The task :: Pick out the lines below that contain the string "NATIONAL" and copy them all.

Records supplied ::
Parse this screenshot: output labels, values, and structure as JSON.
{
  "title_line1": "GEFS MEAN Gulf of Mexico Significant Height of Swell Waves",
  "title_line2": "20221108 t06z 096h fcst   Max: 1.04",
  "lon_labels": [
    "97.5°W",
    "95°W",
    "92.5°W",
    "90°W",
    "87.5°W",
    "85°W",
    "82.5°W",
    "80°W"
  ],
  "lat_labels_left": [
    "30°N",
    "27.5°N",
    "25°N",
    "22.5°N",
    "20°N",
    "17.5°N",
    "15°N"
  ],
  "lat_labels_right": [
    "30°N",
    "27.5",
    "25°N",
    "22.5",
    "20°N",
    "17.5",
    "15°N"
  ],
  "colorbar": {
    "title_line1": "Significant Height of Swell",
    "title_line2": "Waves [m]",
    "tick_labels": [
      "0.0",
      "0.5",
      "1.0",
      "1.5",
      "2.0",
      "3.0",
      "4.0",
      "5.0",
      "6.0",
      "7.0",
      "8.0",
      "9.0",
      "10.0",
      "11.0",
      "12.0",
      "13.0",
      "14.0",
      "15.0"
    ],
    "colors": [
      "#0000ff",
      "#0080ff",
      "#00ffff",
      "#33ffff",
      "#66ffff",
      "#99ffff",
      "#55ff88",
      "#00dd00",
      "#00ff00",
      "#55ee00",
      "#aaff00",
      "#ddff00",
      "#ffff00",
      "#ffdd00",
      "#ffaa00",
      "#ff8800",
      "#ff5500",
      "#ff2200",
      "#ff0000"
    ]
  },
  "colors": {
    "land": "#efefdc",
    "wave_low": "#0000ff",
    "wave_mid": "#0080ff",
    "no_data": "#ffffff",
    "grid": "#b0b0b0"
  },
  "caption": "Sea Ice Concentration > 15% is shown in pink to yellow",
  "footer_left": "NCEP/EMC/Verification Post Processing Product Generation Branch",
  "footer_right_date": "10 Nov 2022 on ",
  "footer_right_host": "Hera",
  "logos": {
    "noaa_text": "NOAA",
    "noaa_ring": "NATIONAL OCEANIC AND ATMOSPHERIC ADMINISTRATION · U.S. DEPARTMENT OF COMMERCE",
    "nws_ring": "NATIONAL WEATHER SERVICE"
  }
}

Solution ::
    "noaa_ring": "NATIONAL OCEANIC AND ATMOSPHERIC ADMINISTRATION · U.S. DEPARTMENT OF COMMERCE",
    "nws_ring": "NATIONAL WEATHER SERVICE"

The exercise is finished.